* _Set exercise_: Copy out every record below exactly as written, but leave out any pictures.

* _Entries_:

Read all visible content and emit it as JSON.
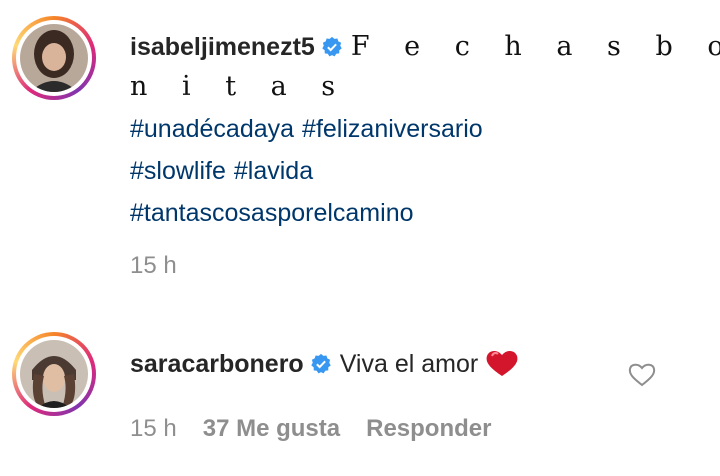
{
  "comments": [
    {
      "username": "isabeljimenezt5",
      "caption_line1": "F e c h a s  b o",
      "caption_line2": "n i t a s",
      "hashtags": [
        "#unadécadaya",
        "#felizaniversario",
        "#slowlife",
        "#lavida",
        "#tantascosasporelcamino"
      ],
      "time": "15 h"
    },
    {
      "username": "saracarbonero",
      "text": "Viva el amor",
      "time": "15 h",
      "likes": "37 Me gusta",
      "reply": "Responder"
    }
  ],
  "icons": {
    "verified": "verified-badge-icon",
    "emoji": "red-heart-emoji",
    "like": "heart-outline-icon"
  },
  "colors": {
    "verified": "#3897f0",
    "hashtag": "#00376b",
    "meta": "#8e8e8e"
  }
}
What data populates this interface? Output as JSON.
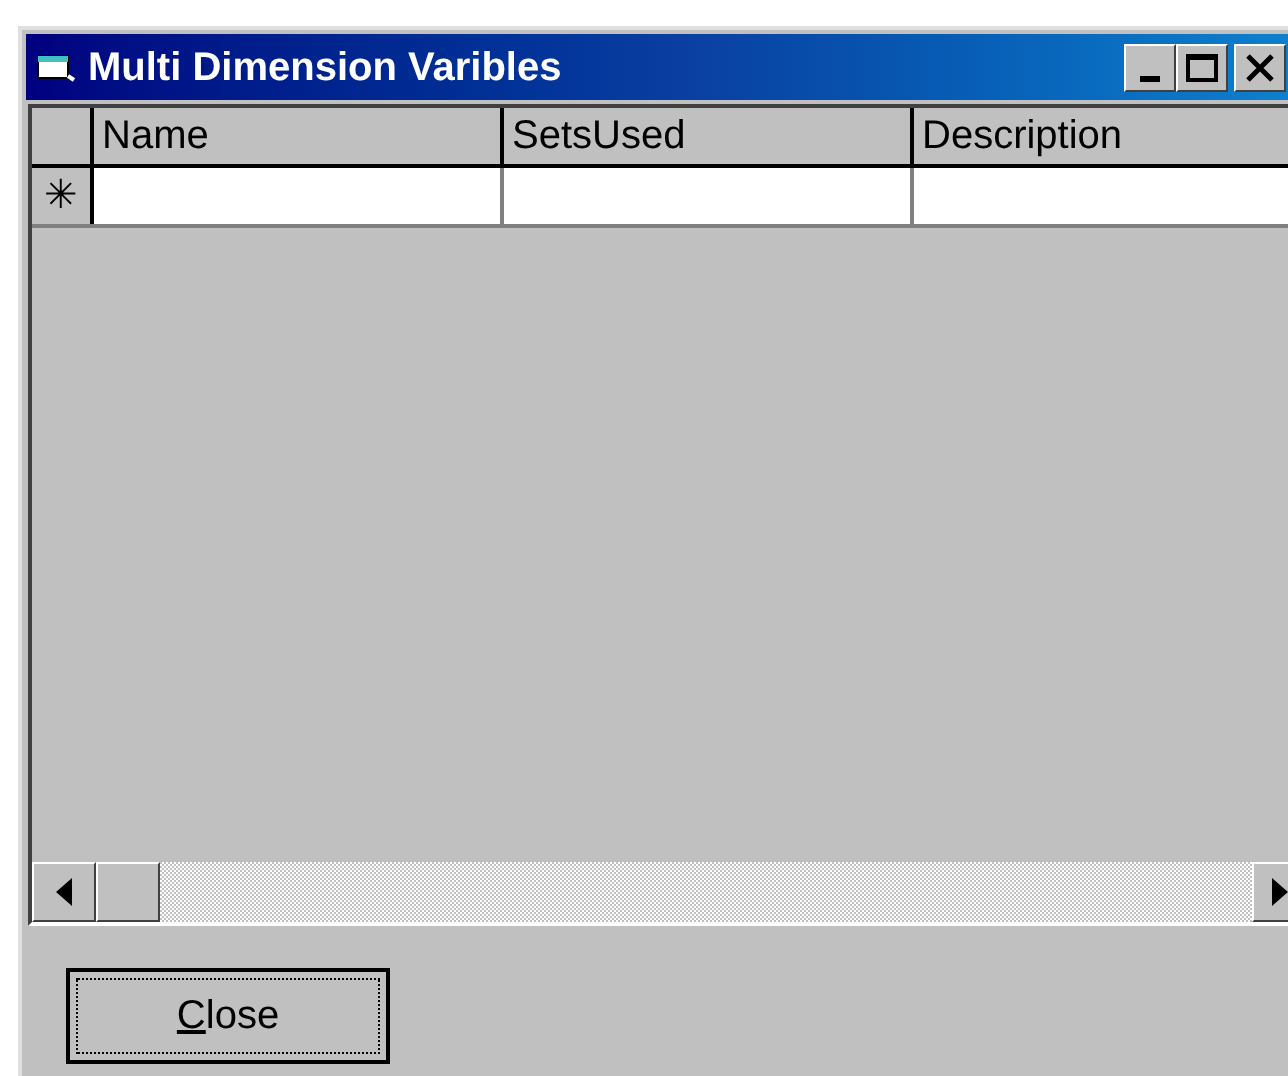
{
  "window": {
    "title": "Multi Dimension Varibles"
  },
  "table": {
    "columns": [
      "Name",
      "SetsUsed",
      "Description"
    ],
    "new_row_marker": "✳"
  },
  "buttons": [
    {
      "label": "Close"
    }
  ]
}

* _Task answer_:
Read all visible content and emit it as JSON.
{
  "comments": [
    {
      "username": "isabeljimenezt5",
      "caption_line1": "F e c h a s  b o",
      "caption_line2": "n i t a s",
      "hashtags": [
        "#unadécadaya",
        "#felizaniversario",
        "#slowlife",
        "#lavida",
        "#tantascosasporelcamino"
      ],
      "time": "15 h"
    },
    {
      "username": "saracarbonero",
      "text": "Viva el amor",
      "time": "15 h",
      "likes": "37 Me gusta",
      "reply": "Responder"
    }
  ],
  "icons": {
    "verified": "verified-badge-icon",
    "emoji": "red-heart-emoji",
    "like": "heart-outline-icon"
  },
  "colors": {
    "verified": "#3897f0",
    "hashtag": "#00376b",
    "meta": "#8e8e8e"
  }
}
What data populates this interface? Output as JSON.
{
  "window": {
    "title": "Multi Dimension Varibles"
  },
  "table": {
    "columns": [
      "Name",
      "SetsUsed",
      "Description"
    ],
    "new_row_marker": "✳"
  },
  "buttons": [
    {
      "label": "Close"
    }
  ]
}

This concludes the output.